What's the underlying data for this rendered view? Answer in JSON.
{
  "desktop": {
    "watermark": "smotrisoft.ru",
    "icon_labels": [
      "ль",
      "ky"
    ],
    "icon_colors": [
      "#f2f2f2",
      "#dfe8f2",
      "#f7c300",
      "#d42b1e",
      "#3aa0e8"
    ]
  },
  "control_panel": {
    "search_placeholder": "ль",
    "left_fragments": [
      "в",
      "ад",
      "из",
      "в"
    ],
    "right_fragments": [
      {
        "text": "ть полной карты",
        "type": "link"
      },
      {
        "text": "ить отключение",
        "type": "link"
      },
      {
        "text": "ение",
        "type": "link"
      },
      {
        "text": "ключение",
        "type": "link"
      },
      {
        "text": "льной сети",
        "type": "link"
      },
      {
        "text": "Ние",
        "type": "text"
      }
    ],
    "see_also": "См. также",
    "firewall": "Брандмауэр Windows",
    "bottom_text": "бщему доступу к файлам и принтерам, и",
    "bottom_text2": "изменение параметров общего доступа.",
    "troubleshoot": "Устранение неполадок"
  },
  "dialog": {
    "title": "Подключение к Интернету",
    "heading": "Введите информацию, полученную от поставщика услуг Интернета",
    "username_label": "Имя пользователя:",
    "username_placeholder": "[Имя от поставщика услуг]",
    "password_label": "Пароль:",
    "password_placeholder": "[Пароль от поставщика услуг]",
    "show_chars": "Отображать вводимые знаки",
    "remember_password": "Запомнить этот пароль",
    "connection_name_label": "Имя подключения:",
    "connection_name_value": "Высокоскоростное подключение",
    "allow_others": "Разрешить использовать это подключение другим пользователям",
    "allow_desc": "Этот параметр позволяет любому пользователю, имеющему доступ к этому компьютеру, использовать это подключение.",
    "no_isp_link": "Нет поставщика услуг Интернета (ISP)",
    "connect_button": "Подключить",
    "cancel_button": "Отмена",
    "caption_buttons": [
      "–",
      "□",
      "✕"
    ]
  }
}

....

Where a line holds the string "Интернета", copy that line.

* [RESPONSE]
    "heading": "Введите информацию, полученную от поставщика услуг Интернета",
    "no_isp_link": "Нет поставщика услуг Интернета (ISP)",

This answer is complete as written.